◆ Aim of the task
Nothing in the records may be left out or altered; reproduce them all exactly.

◆ Data extract
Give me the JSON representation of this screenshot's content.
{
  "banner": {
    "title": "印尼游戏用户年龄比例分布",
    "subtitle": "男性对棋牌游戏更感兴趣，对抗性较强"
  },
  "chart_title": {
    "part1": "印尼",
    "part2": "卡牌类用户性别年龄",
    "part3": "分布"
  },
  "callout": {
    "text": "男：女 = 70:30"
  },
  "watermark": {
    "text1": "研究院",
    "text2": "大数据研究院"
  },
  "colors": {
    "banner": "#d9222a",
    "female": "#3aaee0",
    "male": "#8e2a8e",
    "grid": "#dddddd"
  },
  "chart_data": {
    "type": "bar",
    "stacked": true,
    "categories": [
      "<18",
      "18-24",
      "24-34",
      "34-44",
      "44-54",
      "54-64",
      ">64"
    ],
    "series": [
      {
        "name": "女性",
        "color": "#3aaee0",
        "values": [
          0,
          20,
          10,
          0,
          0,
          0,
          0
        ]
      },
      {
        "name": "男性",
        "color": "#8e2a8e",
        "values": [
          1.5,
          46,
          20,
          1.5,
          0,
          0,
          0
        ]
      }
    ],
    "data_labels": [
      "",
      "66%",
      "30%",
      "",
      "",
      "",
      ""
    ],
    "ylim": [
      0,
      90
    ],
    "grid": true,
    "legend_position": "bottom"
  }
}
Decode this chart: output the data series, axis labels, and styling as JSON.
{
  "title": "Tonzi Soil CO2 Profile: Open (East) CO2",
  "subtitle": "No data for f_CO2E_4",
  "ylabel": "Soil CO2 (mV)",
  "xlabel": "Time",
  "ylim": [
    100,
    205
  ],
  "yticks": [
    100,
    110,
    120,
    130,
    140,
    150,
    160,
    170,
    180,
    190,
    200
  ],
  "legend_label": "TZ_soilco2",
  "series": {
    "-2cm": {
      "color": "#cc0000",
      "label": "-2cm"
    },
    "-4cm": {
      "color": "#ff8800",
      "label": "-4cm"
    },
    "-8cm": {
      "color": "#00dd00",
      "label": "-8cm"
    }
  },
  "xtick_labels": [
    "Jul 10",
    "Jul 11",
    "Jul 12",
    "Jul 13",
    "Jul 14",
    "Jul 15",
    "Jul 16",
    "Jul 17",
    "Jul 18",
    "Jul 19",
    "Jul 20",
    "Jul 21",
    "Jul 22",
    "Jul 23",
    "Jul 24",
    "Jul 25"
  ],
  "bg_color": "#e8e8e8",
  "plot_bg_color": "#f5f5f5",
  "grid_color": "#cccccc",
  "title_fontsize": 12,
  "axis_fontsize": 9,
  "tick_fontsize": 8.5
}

◆ Solution to this exercise
Give me the JSON representation of this screenshot's content.
{
  "banner": {
    "title": "印尼游戏用户年龄比例分布",
    "subtitle": "男性对棋牌游戏更感兴趣，对抗性较强"
  },
  "chart_title": {
    "part1": "印尼",
    "part2": "卡牌类用户性别年龄",
    "part3": "分布"
  },
  "callout": {
    "text": "男：女 = 70:30"
  },
  "watermark": {
    "text1": "研究院",
    "text2": "大数据研究院"
  },
  "colors": {
    "banner": "#d9222a",
    "female": "#3aaee0",
    "male": "#8e2a8e",
    "grid": "#dddddd"
  },
  "chart_data": {
    "type": "bar",
    "stacked": true,
    "categories": [
      "<18",
      "18-24",
      "24-34",
      "34-44",
      "44-54",
      "54-64",
      ">64"
    ],
    "series": [
      {
        "name": "女性",
        "color": "#3aaee0",
        "values": [
          0,
          20,
          10,
          0,
          0,
          0,
          0
        ]
      },
      {
        "name": "男性",
        "color": "#8e2a8e",
        "values": [
          1.5,
          46,
          20,
          1.5,
          0,
          0,
          0
        ]
      }
    ],
    "data_labels": [
      "",
      "66%",
      "30%",
      "",
      "",
      "",
      ""
    ],
    "ylim": [
      0,
      90
    ],
    "grid": true,
    "legend_position": "bottom"
  }
}
Decode this chart: output the data series, axis labels, and styling as JSON.
{
  "title": "Tonzi Soil CO2 Profile: Open (East) CO2",
  "subtitle": "No data for f_CO2E_4",
  "ylabel": "Soil CO2 (mV)",
  "xlabel": "Time",
  "ylim": [
    100,
    205
  ],
  "yticks": [
    100,
    110,
    120,
    130,
    140,
    150,
    160,
    170,
    180,
    190,
    200
  ],
  "legend_label": "TZ_soilco2",
  "series": {
    "-2cm": {
      "color": "#cc0000",
      "label": "-2cm"
    },
    "-4cm": {
      "color": "#ff8800",
      "label": "-4cm"
    },
    "-8cm": {
      "color": "#00dd00",
      "label": "-8cm"
    }
  },
  "xtick_labels": [
    "Jul 10",
    "Jul 11",
    "Jul 12",
    "Jul 13",
    "Jul 14",
    "Jul 15",
    "Jul 16",
    "Jul 17",
    "Jul 18",
    "Jul 19",
    "Jul 20",
    "Jul 21",
    "Jul 22",
    "Jul 23",
    "Jul 24",
    "Jul 25"
  ],
  "bg_color": "#e8e8e8",
  "plot_bg_color": "#f5f5f5",
  "grid_color": "#cccccc",
  "title_fontsize": 12,
  "axis_fontsize": 9,
  "tick_fontsize": 8.5
}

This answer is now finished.